→ **Exercises**:
- 1) In the book review, switch "romanticism" to "nostalgia" and give the passage from "This morning, in" up to and including "and crisis mismanagement.".
- 2) In the book review, what nationality are Leo Panitch and Sam Gindin said to be?
- 3) Please continue the book review from its last sentence.

The Making of Global Capitalism: the political economy of American empire, by Leo Panitch and Sam Gindin, reviewed by Patrick Bond

This morning, in the most important newspaper in Africa, Johannesburg’s Business Day, I come across this remark in the publisher’s weekly column: ‘The thing is that Americans, in a way none of the rest of us fully appreciate, are driven by an unshakeable conviction that if they work together they can do almost anything better than anyone else. That sort of conviction only occurs in democracies and the more pure the democracy, the stronger the consensus in society.’

Fortunately I can quickly turn to an antidote sitting on my desk, a vast tome that took more than a decade to construct, but that bullshit-detects such romanticism by revealing – better than anything else now available – Washington’s combined, uneven and fatally contradictory processes of imperialist expansion, catastrophic financialisation, excessively liberalised trade, intensifying class struggle and crisis mismanagement.

In The Making of Global Capitalism, Canadian political economists Leo Panitch and Sam Gindin provide a masterful century-long history of US corporate activity and state economic strategy. Insofar as capitalist states are where class interests are codified, their spicy reading of dry officialdom’s milquetoast narratives is absolutely vital to our knowledge about power.

→ **Data records**:
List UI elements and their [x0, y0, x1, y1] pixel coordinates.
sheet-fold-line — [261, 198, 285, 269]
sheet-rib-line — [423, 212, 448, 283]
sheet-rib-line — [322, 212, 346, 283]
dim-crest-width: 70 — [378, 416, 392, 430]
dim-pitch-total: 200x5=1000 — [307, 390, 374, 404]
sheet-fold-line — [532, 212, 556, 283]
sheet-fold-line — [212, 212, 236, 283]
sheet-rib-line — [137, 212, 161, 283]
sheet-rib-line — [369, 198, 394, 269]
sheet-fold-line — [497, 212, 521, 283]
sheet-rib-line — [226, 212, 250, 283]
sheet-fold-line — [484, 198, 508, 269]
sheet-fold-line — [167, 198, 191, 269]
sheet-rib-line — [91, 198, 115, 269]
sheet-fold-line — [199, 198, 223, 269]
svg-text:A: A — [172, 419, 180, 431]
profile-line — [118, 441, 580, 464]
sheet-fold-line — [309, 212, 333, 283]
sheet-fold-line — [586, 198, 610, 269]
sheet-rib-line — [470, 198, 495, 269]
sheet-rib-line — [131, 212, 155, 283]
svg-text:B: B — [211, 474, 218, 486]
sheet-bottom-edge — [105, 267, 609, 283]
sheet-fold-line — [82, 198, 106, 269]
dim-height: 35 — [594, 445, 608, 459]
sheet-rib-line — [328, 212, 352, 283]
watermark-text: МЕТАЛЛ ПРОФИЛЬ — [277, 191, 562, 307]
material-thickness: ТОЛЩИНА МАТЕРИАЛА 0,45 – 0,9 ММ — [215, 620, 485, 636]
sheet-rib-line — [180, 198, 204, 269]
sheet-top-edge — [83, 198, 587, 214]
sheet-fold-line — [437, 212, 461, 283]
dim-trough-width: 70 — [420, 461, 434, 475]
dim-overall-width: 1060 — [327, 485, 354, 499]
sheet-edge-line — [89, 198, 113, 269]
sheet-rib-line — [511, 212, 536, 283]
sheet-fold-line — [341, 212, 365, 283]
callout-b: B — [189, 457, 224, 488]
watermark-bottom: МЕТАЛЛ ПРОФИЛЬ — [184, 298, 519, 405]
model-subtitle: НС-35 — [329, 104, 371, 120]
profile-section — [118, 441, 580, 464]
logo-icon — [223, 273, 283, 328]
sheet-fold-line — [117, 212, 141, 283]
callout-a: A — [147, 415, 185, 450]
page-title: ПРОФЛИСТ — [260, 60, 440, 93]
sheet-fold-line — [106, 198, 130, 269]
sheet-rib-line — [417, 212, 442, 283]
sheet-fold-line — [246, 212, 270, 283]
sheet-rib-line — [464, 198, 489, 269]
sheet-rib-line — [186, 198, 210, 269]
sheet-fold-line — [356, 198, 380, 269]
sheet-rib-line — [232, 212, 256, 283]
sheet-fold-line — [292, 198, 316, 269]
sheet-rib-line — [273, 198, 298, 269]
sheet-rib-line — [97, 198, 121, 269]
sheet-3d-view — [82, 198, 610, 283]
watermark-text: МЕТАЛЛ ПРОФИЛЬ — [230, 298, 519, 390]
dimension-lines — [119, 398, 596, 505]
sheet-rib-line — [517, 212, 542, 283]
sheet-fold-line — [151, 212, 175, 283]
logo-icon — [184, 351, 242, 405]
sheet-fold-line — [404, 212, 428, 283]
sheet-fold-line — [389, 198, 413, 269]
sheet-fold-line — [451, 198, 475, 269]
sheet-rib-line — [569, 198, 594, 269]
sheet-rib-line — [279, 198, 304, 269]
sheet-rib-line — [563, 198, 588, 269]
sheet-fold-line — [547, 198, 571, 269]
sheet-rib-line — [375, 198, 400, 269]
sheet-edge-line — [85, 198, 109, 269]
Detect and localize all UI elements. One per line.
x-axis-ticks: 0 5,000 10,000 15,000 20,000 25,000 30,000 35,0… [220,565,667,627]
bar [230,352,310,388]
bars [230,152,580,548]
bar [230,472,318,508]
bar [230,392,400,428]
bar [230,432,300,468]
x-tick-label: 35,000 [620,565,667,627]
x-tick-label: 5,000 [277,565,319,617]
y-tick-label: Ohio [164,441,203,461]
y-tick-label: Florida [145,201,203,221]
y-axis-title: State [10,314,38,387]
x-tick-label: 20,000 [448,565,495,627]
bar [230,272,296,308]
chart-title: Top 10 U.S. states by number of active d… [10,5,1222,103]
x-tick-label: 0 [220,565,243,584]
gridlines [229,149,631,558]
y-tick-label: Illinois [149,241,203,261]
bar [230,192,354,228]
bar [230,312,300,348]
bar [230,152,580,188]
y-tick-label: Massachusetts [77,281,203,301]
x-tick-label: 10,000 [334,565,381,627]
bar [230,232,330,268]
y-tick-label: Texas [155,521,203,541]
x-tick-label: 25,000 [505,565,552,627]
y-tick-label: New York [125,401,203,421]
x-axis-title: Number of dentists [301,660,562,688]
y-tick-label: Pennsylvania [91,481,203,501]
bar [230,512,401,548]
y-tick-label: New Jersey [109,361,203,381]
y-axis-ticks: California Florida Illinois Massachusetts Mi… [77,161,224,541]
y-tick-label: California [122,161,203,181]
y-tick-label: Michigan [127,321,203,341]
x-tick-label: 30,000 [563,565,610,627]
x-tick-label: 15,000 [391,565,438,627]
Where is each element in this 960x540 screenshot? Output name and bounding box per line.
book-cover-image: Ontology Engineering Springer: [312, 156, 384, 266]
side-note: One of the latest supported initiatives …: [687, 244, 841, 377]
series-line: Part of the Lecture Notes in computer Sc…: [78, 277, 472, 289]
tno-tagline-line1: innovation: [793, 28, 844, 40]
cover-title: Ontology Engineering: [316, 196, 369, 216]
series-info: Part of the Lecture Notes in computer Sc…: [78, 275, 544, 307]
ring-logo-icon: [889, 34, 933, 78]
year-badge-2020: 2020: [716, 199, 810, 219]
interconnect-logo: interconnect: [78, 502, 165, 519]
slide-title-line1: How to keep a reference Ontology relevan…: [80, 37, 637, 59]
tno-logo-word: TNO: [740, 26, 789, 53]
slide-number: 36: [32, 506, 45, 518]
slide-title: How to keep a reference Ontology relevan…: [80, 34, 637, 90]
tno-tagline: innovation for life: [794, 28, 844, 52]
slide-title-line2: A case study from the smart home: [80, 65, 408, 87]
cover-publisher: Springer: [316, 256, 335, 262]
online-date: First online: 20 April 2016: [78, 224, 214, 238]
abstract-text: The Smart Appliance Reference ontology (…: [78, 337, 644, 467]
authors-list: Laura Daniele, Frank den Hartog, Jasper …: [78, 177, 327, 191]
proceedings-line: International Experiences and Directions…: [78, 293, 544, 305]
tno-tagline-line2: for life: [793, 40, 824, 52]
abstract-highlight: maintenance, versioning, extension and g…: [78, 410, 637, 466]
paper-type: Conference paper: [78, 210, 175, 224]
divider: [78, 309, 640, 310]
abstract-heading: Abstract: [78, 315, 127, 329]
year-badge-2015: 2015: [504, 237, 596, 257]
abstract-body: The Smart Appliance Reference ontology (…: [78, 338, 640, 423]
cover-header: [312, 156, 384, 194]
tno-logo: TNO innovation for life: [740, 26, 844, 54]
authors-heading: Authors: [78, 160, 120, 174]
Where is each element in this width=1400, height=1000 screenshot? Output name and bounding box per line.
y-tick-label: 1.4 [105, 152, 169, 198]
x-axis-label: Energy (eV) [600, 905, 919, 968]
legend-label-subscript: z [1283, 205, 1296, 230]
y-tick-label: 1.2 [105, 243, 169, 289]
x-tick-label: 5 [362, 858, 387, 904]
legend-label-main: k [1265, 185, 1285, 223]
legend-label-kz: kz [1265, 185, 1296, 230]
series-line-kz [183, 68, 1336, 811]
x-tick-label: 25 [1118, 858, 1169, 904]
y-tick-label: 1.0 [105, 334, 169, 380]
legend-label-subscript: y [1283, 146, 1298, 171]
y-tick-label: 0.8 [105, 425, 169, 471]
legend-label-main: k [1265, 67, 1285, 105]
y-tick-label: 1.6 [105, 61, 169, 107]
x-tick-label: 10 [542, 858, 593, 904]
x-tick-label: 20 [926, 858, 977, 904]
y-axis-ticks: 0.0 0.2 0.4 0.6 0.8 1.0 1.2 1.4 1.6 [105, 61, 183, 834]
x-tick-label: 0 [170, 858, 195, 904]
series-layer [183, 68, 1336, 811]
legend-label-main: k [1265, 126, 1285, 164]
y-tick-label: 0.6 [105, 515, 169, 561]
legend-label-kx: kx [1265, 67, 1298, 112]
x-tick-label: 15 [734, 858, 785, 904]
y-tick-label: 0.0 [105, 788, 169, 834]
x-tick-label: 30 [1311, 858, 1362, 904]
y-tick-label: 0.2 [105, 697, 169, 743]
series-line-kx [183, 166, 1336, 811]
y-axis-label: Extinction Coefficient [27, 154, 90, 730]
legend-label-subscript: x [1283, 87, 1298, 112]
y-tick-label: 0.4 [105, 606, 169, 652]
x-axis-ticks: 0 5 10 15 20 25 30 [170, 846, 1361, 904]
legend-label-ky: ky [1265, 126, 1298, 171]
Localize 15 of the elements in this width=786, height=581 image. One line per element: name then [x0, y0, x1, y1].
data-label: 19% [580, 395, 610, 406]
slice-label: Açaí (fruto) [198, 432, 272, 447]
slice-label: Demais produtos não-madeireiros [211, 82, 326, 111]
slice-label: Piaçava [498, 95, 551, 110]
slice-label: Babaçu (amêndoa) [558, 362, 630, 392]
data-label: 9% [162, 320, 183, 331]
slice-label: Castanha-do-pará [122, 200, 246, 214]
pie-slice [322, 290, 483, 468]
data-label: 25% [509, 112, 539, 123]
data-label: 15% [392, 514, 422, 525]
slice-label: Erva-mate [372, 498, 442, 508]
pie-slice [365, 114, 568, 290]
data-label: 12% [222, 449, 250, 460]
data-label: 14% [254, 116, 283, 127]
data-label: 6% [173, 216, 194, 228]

→ **Results in order**:
- 1)
This morning, in the most important newspaper in Africa, Johannesburg’s Business Day, I come across this remark in the publisher’s weekly column: ‘The thing is that Americans, in a way none of the rest of us fully appreciate, are driven by an unshakeable conviction that if they work together they can do almost anything better than anyone else. That sort of conviction only occurs in democracies and the more pure the democracy, the stronger the consensus in society.’

Fortunately I can quickly turn to an antidote sitting on my desk, a vast tome that took more than a decade to construct, but that bullshit-detects such nostalgia by revealing – better than anything else now available – Washington’s combined, uneven and fatally contradictory processes of imperialist expansion, catastrophic financialisation, excessively liberalised trade, intensifying class struggle and crisis mismanagement.

- 2) They are Canadian.

- 3)
Having worked with Panitch and Gindin during 2003-04, I can testify that their on-ground practices and building of a formidable community of radical scholars at York University’s political science department and in the Toronto left are exemplary, as is the Socialist Register project, which is properly catholic in treating the most crucial debates.

Grappling with the past five years of world turmoil, Panitch and Gindin were probably shaken by the recent period, for it was my experience that the very word ‘crisis’ was previously frowned upon in their Empire seminar, so convinced were they that mechanisms of accumulation and class domination were firmly in place. Financial markets did, then, appear smooth and seductive, especially to workers who shouldered unprecedented debt burdens along with widespread belief in ever-rising real estate prices. But this in turn created both a collaborative labour aristocracy steadily losing privileges, and the repo man’s knock at the door of the sub-prime house. As Panitch and Gindin explain, this was a divisive and atomising process in the US, compared say to earlier collective-action episodes such as Mexico’s 1995 ‘El Barzon’ debt rebellion or early 1990s South African ‘bond boycotts’.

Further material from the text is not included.